> [TEXT SECTION]:
— Start —

And it is part of one of my favourite passages because a little later Abraham has that argument or conversation with God much like Moses used to do, when he says “no Lord you can’t do that”. But it was only the alternate reading, and as this is a reading for Trinity, I decided to stay with the reading from Amos. The other reason I did that was that we don’t often hear from Amos. He’s one of those prophets we just don’t seem to hear about very often.
As I read the passage I am reminded that it can also be read as a Messianic prophecy. Amos says God:
9 will make the sun go down at noon,
and darken the earth in broad daylight.
10 I will turn your feasts into mourning,
and all your songs into lamentation;
For me, that’s the events at the crucifixion. And the disciples of course, are having a feast and then suddenly he’s dead. It’s not a feast anymore, now they are mourning, and they’re in fear and they fled.

— End —

> [WORK INSTRUCTIONS]: From the text on the reading from Amos, quote the passage from "As I read the" up to and including "and they fled.".

> [RECORDED INFORMATION]:

— Start —

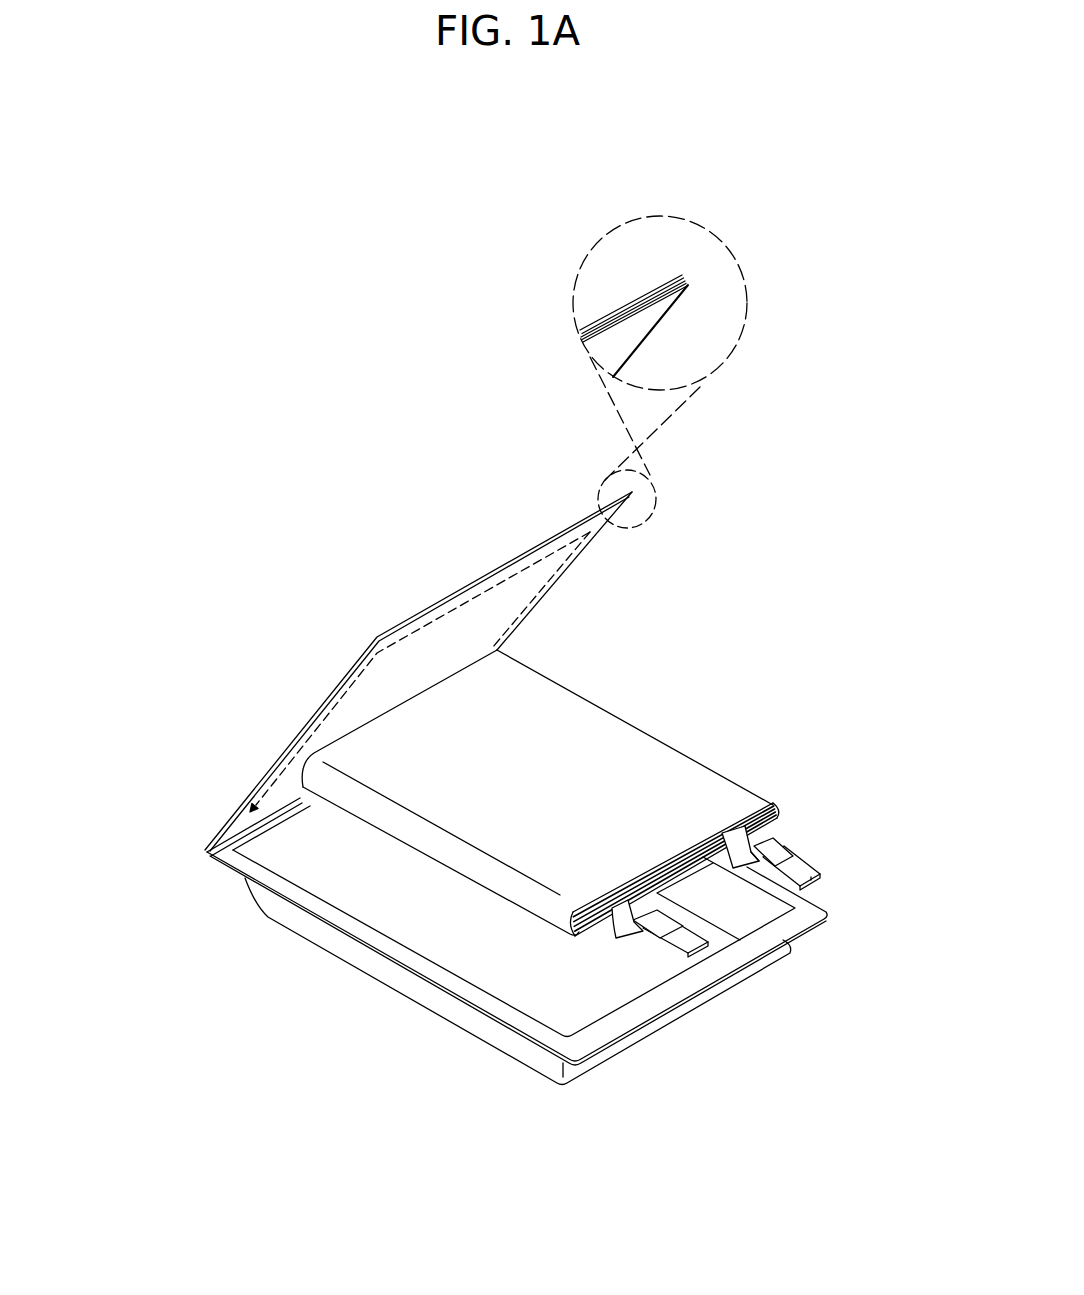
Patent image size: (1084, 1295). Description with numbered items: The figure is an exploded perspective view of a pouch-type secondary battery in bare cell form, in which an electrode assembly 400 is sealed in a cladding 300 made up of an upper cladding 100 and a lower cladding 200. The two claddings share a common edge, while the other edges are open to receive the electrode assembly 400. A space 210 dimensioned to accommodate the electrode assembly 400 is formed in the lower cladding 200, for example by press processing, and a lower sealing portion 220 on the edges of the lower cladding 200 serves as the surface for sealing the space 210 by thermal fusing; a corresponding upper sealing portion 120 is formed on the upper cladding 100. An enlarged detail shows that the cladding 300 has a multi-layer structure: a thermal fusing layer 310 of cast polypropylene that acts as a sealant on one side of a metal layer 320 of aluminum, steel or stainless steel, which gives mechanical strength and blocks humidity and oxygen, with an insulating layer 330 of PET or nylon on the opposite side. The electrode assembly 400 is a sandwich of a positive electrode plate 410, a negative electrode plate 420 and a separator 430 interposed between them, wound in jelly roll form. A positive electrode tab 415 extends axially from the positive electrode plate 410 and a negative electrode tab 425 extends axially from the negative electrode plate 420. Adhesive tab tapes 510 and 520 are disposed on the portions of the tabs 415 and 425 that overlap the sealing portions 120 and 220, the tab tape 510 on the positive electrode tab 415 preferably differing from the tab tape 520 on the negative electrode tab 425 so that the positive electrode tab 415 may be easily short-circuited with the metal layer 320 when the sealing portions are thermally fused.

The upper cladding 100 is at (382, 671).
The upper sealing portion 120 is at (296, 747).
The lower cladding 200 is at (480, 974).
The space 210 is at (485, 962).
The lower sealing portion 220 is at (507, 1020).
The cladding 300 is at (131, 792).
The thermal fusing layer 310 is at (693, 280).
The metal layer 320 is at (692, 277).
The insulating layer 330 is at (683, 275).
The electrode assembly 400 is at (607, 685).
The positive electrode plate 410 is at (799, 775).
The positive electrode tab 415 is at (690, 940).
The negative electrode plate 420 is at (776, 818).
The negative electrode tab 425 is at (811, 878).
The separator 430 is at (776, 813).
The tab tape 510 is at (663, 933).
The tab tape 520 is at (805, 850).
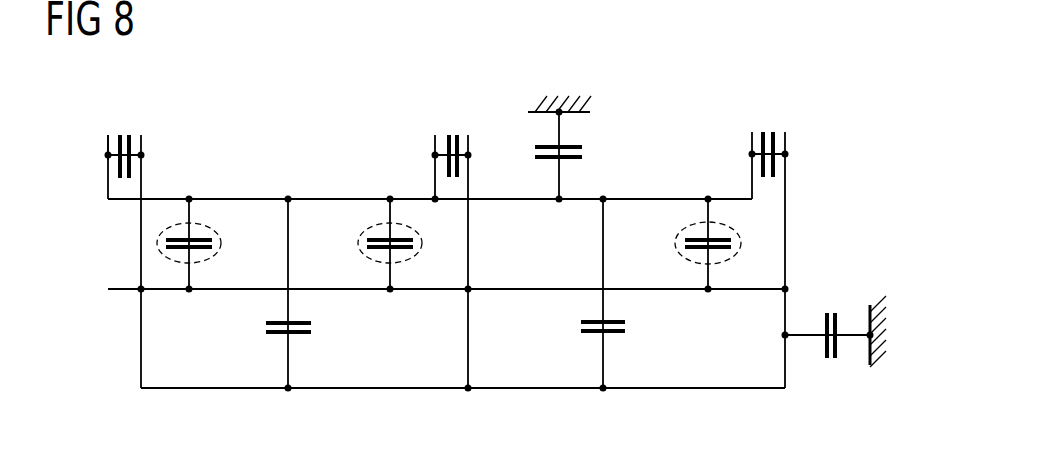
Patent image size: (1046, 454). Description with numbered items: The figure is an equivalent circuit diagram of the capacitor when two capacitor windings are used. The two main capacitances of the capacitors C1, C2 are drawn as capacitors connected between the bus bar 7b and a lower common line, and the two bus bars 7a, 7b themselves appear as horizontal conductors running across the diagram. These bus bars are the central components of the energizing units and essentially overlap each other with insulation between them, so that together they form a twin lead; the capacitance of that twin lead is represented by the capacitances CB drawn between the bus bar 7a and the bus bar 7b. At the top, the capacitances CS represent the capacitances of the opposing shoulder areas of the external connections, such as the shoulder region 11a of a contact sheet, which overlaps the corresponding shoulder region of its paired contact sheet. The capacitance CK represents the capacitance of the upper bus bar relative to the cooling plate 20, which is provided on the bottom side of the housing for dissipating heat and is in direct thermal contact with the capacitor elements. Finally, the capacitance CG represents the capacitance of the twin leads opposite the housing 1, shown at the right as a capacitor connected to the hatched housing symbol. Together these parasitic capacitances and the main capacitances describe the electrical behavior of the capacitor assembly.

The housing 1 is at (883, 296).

— End —

> [FINISHED ANSWER]:
As I read the passage I am reminded that it can also be read as a Messianic prophecy. Amos says God:
9 will make the sun go down at noon,
and darken the earth in broad daylight.
10 I will turn your feasts into mourning,
and all your songs into lamentation;
For me, that’s the events at the crucifixion. And the disciples of course, are having a feast and then suddenly he’s dead. It’s not a feast anymore, now they are mourning, and they’re in fear and they fled.